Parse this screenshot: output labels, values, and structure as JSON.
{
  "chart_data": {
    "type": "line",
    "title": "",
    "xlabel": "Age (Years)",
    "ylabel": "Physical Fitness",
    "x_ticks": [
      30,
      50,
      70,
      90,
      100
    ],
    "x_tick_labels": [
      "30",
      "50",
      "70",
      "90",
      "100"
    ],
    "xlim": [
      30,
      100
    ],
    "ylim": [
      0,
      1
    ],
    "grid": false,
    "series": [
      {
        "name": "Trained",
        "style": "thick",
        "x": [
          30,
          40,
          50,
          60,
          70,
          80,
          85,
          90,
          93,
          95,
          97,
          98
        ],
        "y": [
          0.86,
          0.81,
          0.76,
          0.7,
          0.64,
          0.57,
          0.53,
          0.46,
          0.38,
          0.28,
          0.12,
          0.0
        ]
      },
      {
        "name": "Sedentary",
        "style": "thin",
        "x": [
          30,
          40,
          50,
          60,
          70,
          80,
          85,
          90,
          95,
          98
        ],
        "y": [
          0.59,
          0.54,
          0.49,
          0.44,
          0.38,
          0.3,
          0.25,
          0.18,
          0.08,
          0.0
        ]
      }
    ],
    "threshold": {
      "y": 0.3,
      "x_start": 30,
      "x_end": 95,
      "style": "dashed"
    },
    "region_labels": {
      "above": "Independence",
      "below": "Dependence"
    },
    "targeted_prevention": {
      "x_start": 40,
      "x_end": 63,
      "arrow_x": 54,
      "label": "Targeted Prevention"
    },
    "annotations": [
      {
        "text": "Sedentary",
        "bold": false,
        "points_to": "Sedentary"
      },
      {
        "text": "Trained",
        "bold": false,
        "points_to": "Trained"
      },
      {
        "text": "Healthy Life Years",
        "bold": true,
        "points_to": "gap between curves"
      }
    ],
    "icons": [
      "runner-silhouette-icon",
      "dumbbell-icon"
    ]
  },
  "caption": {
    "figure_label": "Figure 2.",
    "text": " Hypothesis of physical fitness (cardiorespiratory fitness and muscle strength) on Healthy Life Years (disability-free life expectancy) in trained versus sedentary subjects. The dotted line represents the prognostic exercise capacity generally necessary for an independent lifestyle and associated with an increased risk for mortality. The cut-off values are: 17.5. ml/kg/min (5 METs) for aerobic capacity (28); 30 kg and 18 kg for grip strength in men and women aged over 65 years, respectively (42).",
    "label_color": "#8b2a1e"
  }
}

[DESCRIPTION OF THE TASK] Scan the entries above. Copy each line that has the string "Healthy".

[FINISHED EXERCISE]
        "text": "Healthy Life Years",
    "text": " Hypothesis of physical fitness (cardiorespiratory fitness and muscle strength) on Healthy Life Years (disability-free life expectancy) in trained versus sedentary subjects. The dotted line represents the prognostic exercise capacity generally necessary for an independent lifestyle and associated with an increased risk for mortality. The cut-off values are: 17.5. ml/kg/min (5 METs) for aerobic capacity (28); 30 kg and 18 kg for grip strength in men and women aged over 65 years, respectively (42).",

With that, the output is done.